▶ **Stated task**:
Reproduce the records below exactly, leaving out any pictures.
==== Records shown
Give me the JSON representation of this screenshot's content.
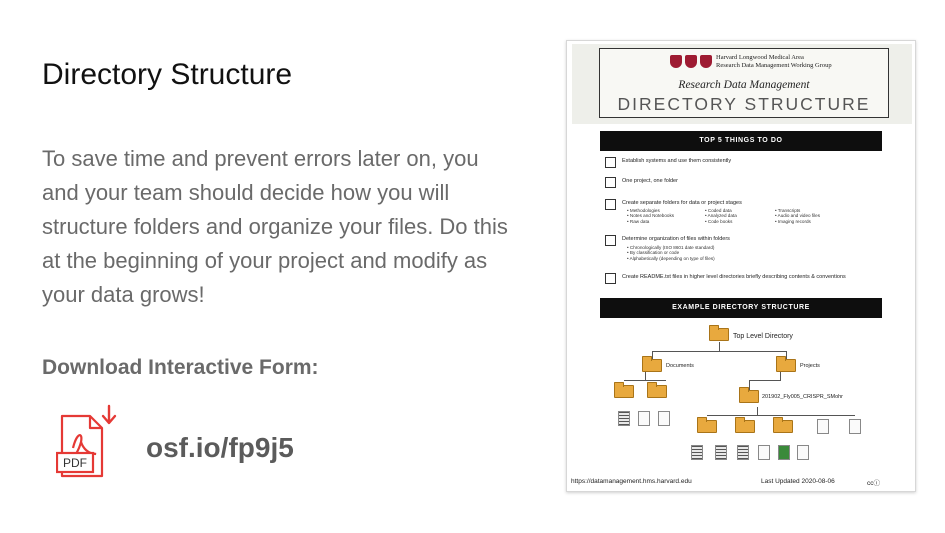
{
  "slide": {
    "title": "Directory Structure",
    "body": "To save time and prevent errors later on, you and your team should decide how you will structure folders and organize your files. Do this at the beginning of your project and modify as your data grows!",
    "download_label": "Download Interactive Form:",
    "link_text": "osf.io/fp9j5",
    "pdf_icon_text": "PDF",
    "icon_color": "#e53935"
  },
  "poster": {
    "org_line1": "Harvard Longwood Medical Area",
    "org_line2": "Research Data Management Working Group",
    "subtitle": "Research Data Management",
    "title": "DIRECTORY STRUCTURE",
    "top5_header": "TOP 5 THINGS TO DO",
    "checklist": [
      "Establish systems and use them consistently",
      "One project, one folder",
      "Create separate folders for data or project stages",
      "Determine organization of files within folders",
      "Create README.txt files in higher level directories briefly describing contents & conventions"
    ],
    "stages_col1": [
      "Methodologies",
      "Notes and Notebooks",
      "Raw data"
    ],
    "stages_col2": [
      "Coded data",
      "Analyzed data",
      "Code books"
    ],
    "stages_col3": [
      "Transcripts",
      "Audio and video files",
      "Imaging records"
    ],
    "org_options": [
      "Chronologically (ISO 8601 date standard)",
      "By classification or code",
      "Alphabetically (depending on type of files)"
    ],
    "example_header": "EXAMPLE DIRECTORY STRUCTURE",
    "tree": {
      "top": "Top Level Directory",
      "documents": "Documents",
      "projects": "Projects",
      "project_folder": "201902_Fly005_CRISPR_SMohr"
    },
    "footer_url": "https://datamanagement.hms.harvard.edu",
    "footer_updated": "Last Updated 2020-08-06",
    "footer_license": "ccⓘ"
  }
}
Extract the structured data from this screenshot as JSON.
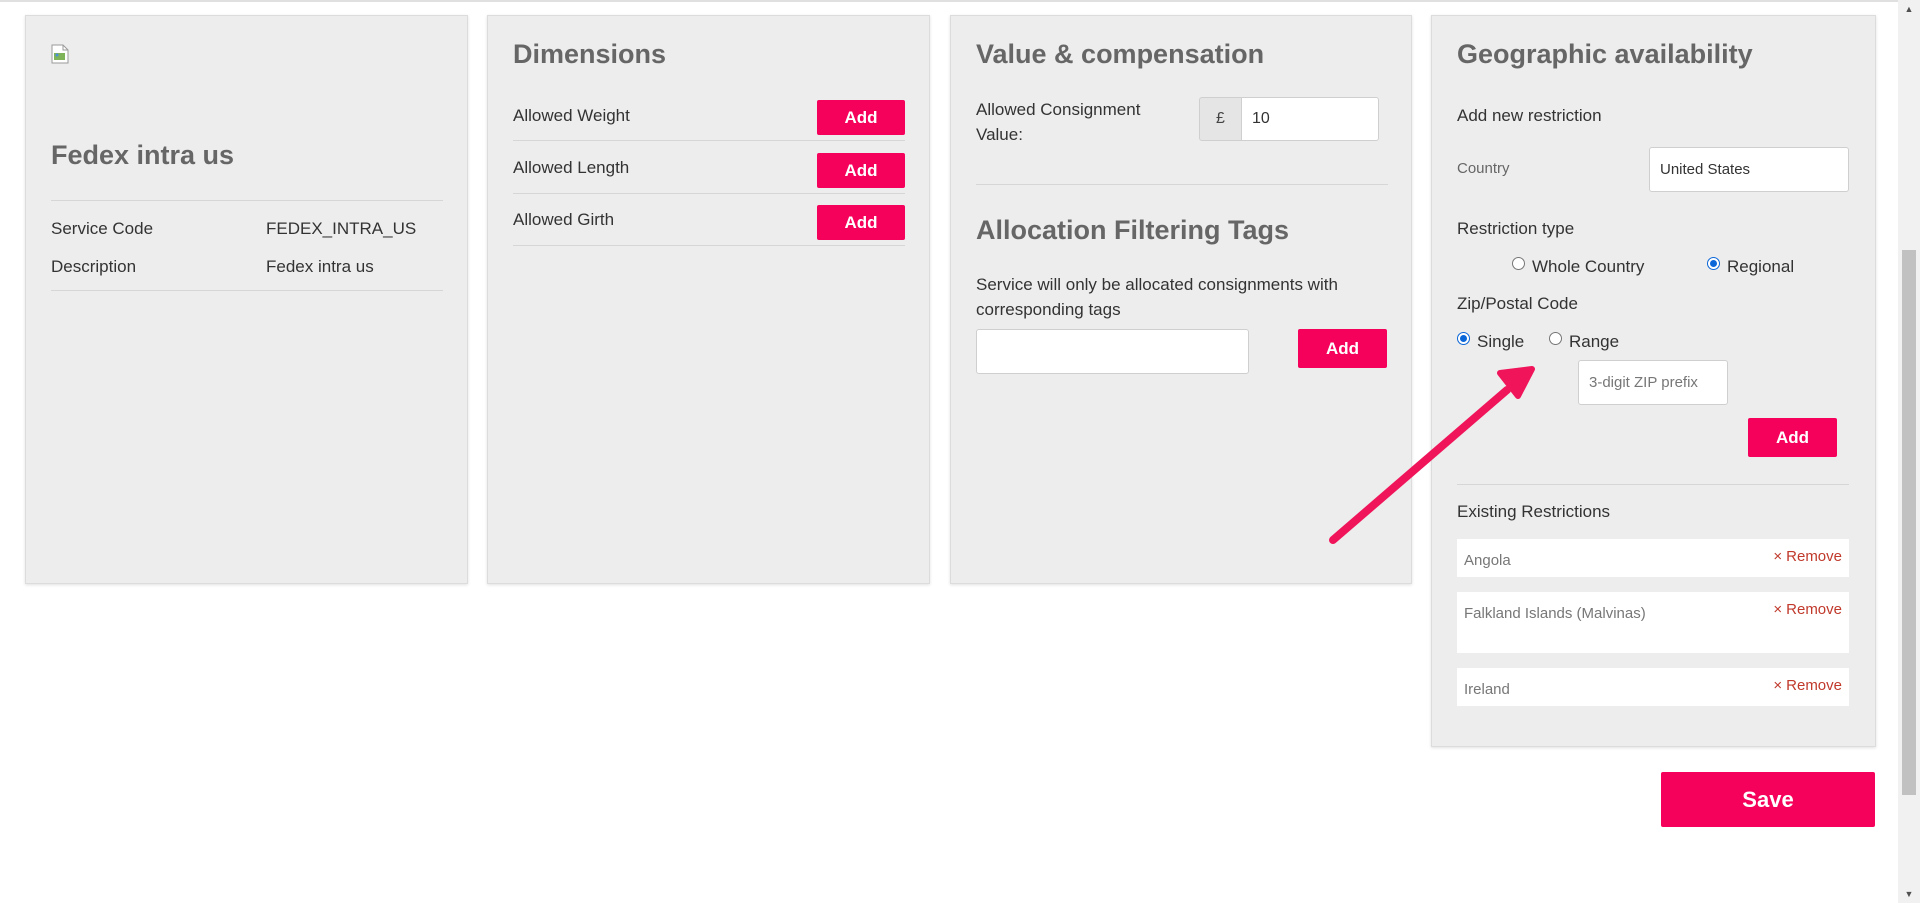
{
  "service": {
    "title": "Fedex intra us",
    "fields": [
      {
        "label": "Service Code",
        "value": "FEDEX_INTRA_US"
      },
      {
        "label": "Description",
        "value": "Fedex intra us"
      }
    ]
  },
  "dimensions": {
    "title": "Dimensions",
    "rows": [
      {
        "label": "Allowed Weight",
        "button": "Add"
      },
      {
        "label": "Allowed Length",
        "button": "Add"
      },
      {
        "label": "Allowed Girth",
        "button": "Add"
      }
    ]
  },
  "value": {
    "title": "Value & compensation",
    "consignment_label_line1": "Allowed Consignment",
    "consignment_label_line2": "Value:",
    "currency_symbol": "£",
    "consignment_value": "10"
  },
  "tags": {
    "title": "Allocation Filtering Tags",
    "description_line1": "Service will only be allocated consignments with",
    "description_line2": "corresponding tags",
    "input_value": "",
    "add_label": "Add"
  },
  "geo": {
    "title": "Geographic availability",
    "add_new_label": "Add new restriction",
    "country_label": "Country",
    "country_value": "United States",
    "restriction_type_label": "Restriction type",
    "restriction_types": [
      {
        "label": "Whole Country",
        "checked": false
      },
      {
        "label": "Regional",
        "checked": true
      }
    ],
    "zip_label": "Zip/Postal Code",
    "zip_modes": [
      {
        "label": "Single",
        "checked": true
      },
      {
        "label": "Range",
        "checked": false
      }
    ],
    "zip_placeholder": "3-digit ZIP prefix",
    "add_label": "Add",
    "existing_label": "Existing Restrictions",
    "existing": [
      {
        "name": "Angola",
        "remove": "Remove"
      },
      {
        "name": "Falkland Islands (Malvinas)",
        "remove": "Remove"
      },
      {
        "name": "Ireland",
        "remove": "Remove"
      }
    ],
    "remove_icon": "×"
  },
  "save_label": "Save",
  "colors": {
    "accent": "#f5005a",
    "card_bg": "#ededed",
    "radio_checked": "#0b67d8",
    "remove": "#c0392b"
  },
  "annotation": {
    "type": "arrow",
    "color": "#f0145a"
  }
}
========
▶ **Response to this exercise**:
Give me the JSON representation of this screenshot's content.
{
  "slide": {
    "title": "Directory Structure",
    "body": "To save time and prevent errors later on, you and your team should decide how you will structure folders and organize your files. Do this at the beginning of your project and modify as your data grows!",
    "download_label": "Download Interactive Form:",
    "link_text": "osf.io/fp9j5",
    "pdf_icon_text": "PDF",
    "icon_color": "#e53935"
  },
  "poster": {
    "org_line1": "Harvard Longwood Medical Area",
    "org_line2": "Research Data Management Working Group",
    "subtitle": "Research Data Management",
    "title": "DIRECTORY STRUCTURE",
    "top5_header": "TOP 5 THINGS TO DO",
    "checklist": [
      "Establish systems and use them consistently",
      "One project, one folder",
      "Create separate folders for data or project stages",
      "Determine organization of files within folders",
      "Create README.txt files in higher level directories briefly describing contents & conventions"
    ],
    "stages_col1": [
      "Methodologies",
      "Notes and Notebooks",
      "Raw data"
    ],
    "stages_col2": [
      "Coded data",
      "Analyzed data",
      "Code books"
    ],
    "stages_col3": [
      "Transcripts",
      "Audio and video files",
      "Imaging records"
    ],
    "org_options": [
      "Chronologically (ISO 8601 date standard)",
      "By classification or code",
      "Alphabetically (depending on type of files)"
    ],
    "example_header": "EXAMPLE DIRECTORY STRUCTURE",
    "tree": {
      "top": "Top Level Directory",
      "documents": "Documents",
      "projects": "Projects",
      "project_folder": "201902_Fly005_CRISPR_SMohr"
    },
    "footer_url": "https://datamanagement.hms.harvard.edu",
    "footer_updated": "Last Updated 2020-08-06",
    "footer_license": "ccⓘ"
  }
}
Extract the structured data from this screenshot as JSON.
{
  "service": {
    "title": "Fedex intra us",
    "fields": [
      {
        "label": "Service Code",
        "value": "FEDEX_INTRA_US"
      },
      {
        "label": "Description",
        "value": "Fedex intra us"
      }
    ]
  },
  "dimensions": {
    "title": "Dimensions",
    "rows": [
      {
        "label": "Allowed Weight",
        "button": "Add"
      },
      {
        "label": "Allowed Length",
        "button": "Add"
      },
      {
        "label": "Allowed Girth",
        "button": "Add"
      }
    ]
  },
  "value": {
    "title": "Value & compensation",
    "consignment_label_line1": "Allowed Consignment",
    "consignment_label_line2": "Value:",
    "currency_symbol": "£",
    "consignment_value": "10"
  },
  "tags": {
    "title": "Allocation Filtering Tags",
    "description_line1": "Service will only be allocated consignments with",
    "description_line2": "corresponding tags",
    "input_value": "",
    "add_label": "Add"
  },
  "geo": {
    "title": "Geographic availability",
    "add_new_label": "Add new restriction",
    "country_label": "Country",
    "country_value": "United States",
    "restriction_type_label": "Restriction type",
    "restriction_types": [
      {
        "label": "Whole Country",
        "checked": false
      },
      {
        "label": "Regional",
        "checked": true
      }
    ],
    "zip_label": "Zip/Postal Code",
    "zip_modes": [
      {
        "label": "Single",
        "checked": true
      },
      {
        "label": "Range",
        "checked": false
      }
    ],
    "zip_placeholder": "3-digit ZIP prefix",
    "add_label": "Add",
    "existing_label": "Existing Restrictions",
    "existing": [
      {
        "name": "Angola",
        "remove": "Remove"
      },
      {
        "name": "Falkland Islands (Malvinas)",
        "remove": "Remove"
      },
      {
        "name": "Ireland",
        "remove": "Remove"
      }
    ],
    "remove_icon": "×"
  },
  "save_label": "Save",
  "colors": {
    "accent": "#f5005a",
    "card_bg": "#ededed",
    "radio_checked": "#0b67d8",
    "remove": "#c0392b"
  },
  "annotation": {
    "type": "arrow",
    "color": "#f0145a"
  }
}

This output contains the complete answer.